### Entries supplied
* * * * * * * * *
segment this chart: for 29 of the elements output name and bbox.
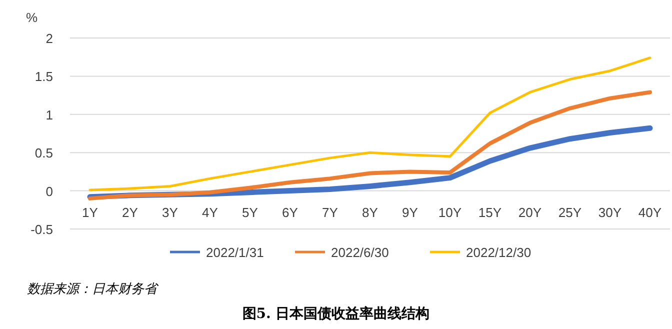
x-tick-label: 4Y [202, 205, 218, 220]
x-tick-label: 1Y [82, 205, 98, 220]
y-tick-label: -0.5 [30, 222, 53, 237]
x-tick-label: 40Y [638, 205, 662, 220]
y-tick-label: 0.5 [34, 146, 53, 161]
x-tick-label: 9Y [402, 205, 418, 220]
x-tick-label: 3Y [162, 205, 178, 220]
line-series [88, 56, 652, 192]
x-tick-label: 20Y [518, 205, 542, 220]
x-tick-label: 8Y [362, 205, 378, 220]
x-tick-label: 2Y [122, 205, 138, 220]
legend-label: 2022/6/30 [331, 245, 389, 260]
y-tick-label: 1 [46, 107, 53, 122]
y-axis-title: % [26, 10, 38, 25]
x-tick-label: 15Y [478, 205, 502, 220]
x-tick-label: 30Y [598, 205, 622, 220]
x-tick-label: 6Y [282, 205, 298, 220]
source-note: 数据来源：日本财务省 [27, 282, 159, 297]
line-series [88, 90, 652, 200]
text: 图5. 日本国债收益率曲线结构 [242, 305, 430, 322]
y-tick-label: 2 [46, 31, 53, 46]
legend-label: 2022/1/31 [206, 245, 264, 260]
x-tick-label: 5Y [242, 205, 258, 220]
y-tick-label: 0 [46, 184, 53, 199]
x-tick-label: 10Y [438, 205, 462, 220]
y-tick-label: 1.5 [34, 69, 53, 84]
legend-label: 2022/12/30 [466, 245, 532, 260]
x-tick-label: 25Y [558, 205, 582, 220]
x-tick-label: 7Y [322, 205, 338, 220]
* * * * * * * * *
Rewrite every line of the rows above as a Markdown table with the columns No. and Line, leaving out blank lines and pictures.

| No. | Line |
|---|---|
| 1 | segment this chart: for 29 of the elements output name and bbox. |
| 2 | x-tick-label: 4Y [202, 205, 218, 220] |
| 3 | x-tick-label: 1Y [82, 205, 98, 220] |
| 4 | y-tick-label: -0.5 [30, 222, 53, 237] |
| 5 | x-tick-label: 40Y [638, 205, 662, 220] |
| 6 | y-tick-label: 0.5 [34, 146, 53, 161] |
| 7 | x-tick-label: 9Y [402, 205, 418, 220] |
| 8 | x-tick-label: 3Y [162, 205, 178, 220] |
| 9 | line-series [88, 56, 652, 192] |
| 10 | x-tick-label: 20Y [518, 205, 542, 220] |
| 11 | x-tick-label: 8Y [362, 205, 378, 220] |
| 12 | x-tick-label: 2Y [122, 205, 138, 220] |
| 13 | legend-label: 2022/6/30 [331, 245, 389, 260] |
| 14 | y-tick-label: 1 [46, 107, 53, 122] |
| 15 | y-axis-title: % [26, 10, 38, 25] |
| 16 | x-tick-label: 15Y [478, 205, 502, 220] |
| 17 | x-tick-label: 30Y [598, 205, 622, 220] |
| 18 | x-tick-label: 6Y [282, 205, 298, 220] |
| 19 | source-note: 数据来源：日本财务省 [27, 282, 159, 297] |
| 20 | line-series [88, 90, 652, 200] |
| 21 | text: 图5. 日本国债收益率曲线结构 [242, 305, 430, 322] |
| 22 | y-tick-label: 2 [46, 31, 53, 46] |
| 23 | legend-label: 2022/1/31 [206, 245, 264, 260] |
| 24 | x-tick-label: 5Y [242, 205, 258, 220] |
| 25 | y-tick-label: 0 [46, 184, 53, 199] |
| 26 | x-tick-label: 10Y [438, 205, 462, 220] |
| 27 | y-tick-label: 1.5 [34, 69, 53, 84] |
| 28 | legend-label: 2022/12/30 [466, 245, 532, 260] |
| 29 | x-tick-label: 25Y [558, 205, 582, 220] |
| 30 | x-tick-label: 7Y [322, 205, 338, 220] |